::: RECORDS FOR PROCESSING :::

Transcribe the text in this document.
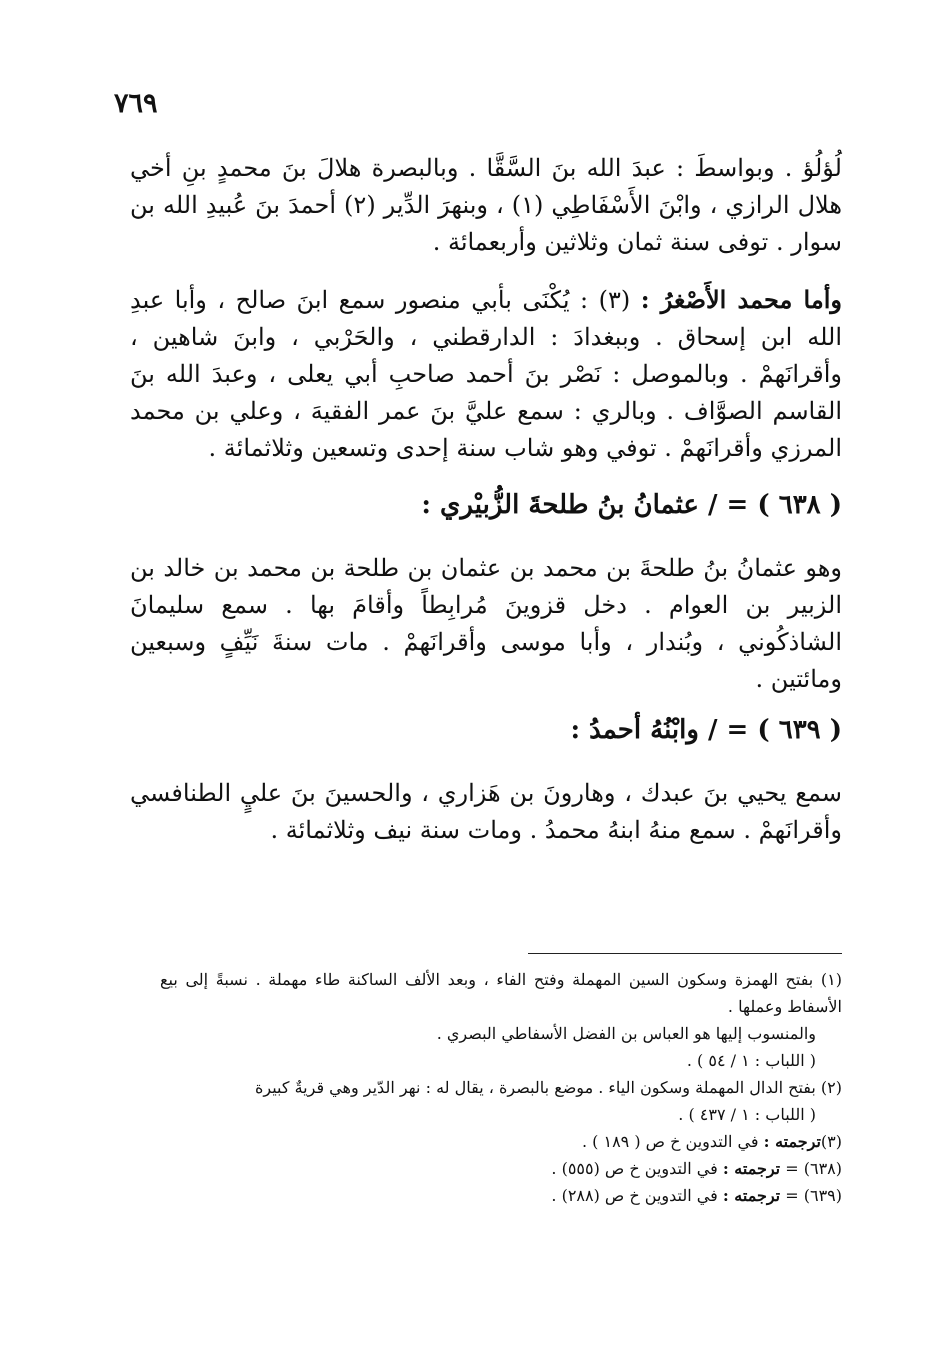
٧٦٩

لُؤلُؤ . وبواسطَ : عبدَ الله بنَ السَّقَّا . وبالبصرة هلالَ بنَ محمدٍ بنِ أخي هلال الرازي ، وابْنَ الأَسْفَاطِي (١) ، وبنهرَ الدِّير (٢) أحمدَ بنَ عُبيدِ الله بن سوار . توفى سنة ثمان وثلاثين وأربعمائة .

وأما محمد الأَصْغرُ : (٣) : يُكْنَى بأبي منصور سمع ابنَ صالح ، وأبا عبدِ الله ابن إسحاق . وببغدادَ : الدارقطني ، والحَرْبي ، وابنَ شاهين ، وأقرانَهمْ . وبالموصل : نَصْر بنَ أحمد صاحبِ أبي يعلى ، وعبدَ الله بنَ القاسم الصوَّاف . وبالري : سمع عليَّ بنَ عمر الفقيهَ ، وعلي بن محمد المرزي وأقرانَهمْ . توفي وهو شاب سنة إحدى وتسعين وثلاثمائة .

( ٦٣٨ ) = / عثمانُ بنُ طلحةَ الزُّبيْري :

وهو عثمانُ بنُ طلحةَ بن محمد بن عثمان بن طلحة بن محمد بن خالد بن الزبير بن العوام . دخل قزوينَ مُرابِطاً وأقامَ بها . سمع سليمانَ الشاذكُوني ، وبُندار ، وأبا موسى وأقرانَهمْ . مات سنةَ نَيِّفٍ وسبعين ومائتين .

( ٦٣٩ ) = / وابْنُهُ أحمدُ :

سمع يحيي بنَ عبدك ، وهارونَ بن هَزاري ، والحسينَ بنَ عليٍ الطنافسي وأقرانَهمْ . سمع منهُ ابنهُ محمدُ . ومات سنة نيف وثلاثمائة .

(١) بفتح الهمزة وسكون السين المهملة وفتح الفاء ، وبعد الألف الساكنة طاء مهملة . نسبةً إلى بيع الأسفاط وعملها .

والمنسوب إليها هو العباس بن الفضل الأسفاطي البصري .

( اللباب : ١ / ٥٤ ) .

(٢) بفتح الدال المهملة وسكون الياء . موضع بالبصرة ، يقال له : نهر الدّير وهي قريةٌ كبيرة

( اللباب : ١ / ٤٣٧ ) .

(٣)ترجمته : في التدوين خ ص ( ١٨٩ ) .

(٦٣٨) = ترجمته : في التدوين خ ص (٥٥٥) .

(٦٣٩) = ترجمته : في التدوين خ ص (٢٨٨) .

:::

▶ _REQUIRED WORK_: All of the entries above should be duplicated exactly, except for the pictures.

▶ _FINISHED EXERCISE_:
Transcribe the text in this document.
٧٦٩

لُؤلُؤ . وبواسطَ : عبدَ الله بنَ السَّقَّا . وبالبصرة هلالَ بنَ محمدٍ بنِ أخي هلال الرازي ، وابْنَ الأَسْفَاطِي (١) ، وبنهرَ الدِّير (٢) أحمدَ بنَ عُبيدِ الله بن سوار . توفى سنة ثمان وثلاثين وأربعمائة .

وأما محمد الأَصْغرُ : (٣) : يُكْنَى بأبي منصور سمع ابنَ صالح ، وأبا عبدِ الله ابن إسحاق . وببغدادَ : الدارقطني ، والحَرْبي ، وابنَ شاهين ، وأقرانَهمْ . وبالموصل : نَصْر بنَ أحمد صاحبِ أبي يعلى ، وعبدَ الله بنَ القاسم الصوَّاف . وبالري : سمع عليَّ بنَ عمر الفقيهَ ، وعلي بن محمد المرزي وأقرانَهمْ . توفي وهو شاب سنة إحدى وتسعين وثلاثمائة .

( ٦٣٨ ) = / عثمانُ بنُ طلحةَ الزُّبيْري :

وهو عثمانُ بنُ طلحةَ بن محمد بن عثمان بن طلحة بن محمد بن خالد بن الزبير بن العوام . دخل قزوينَ مُرابِطاً وأقامَ بها . سمع سليمانَ الشاذكُوني ، وبُندار ، وأبا موسى وأقرانَهمْ . مات سنةَ نَيِّفٍ وسبعين ومائتين .

( ٦٣٩ ) = / وابْنُهُ أحمدُ :

سمع يحيي بنَ عبدك ، وهارونَ بن هَزاري ، والحسينَ بنَ عليٍ الطنافسي وأقرانَهمْ . سمع منهُ ابنهُ محمدُ . ومات سنة نيف وثلاثمائة .

(١) بفتح الهمزة وسكون السين المهملة وفتح الفاء ، وبعد الألف الساكنة طاء مهملة . نسبةً إلى بيع الأسفاط وعملها .

والمنسوب إليها هو العباس بن الفضل الأسفاطي البصري .

( اللباب : ١ / ٥٤ ) .

(٢) بفتح الدال المهملة وسكون الياء . موضع بالبصرة ، يقال له : نهر الدّير وهي قريةٌ كبيرة

( اللباب : ١ / ٤٣٧ ) .

(٣)ترجمته : في التدوين خ ص ( ١٨٩ ) .

(٦٣٨) = ترجمته : في التدوين خ ص (٥٥٥) .

(٦٣٩) = ترجمته : في التدوين خ ص (٢٨٨) .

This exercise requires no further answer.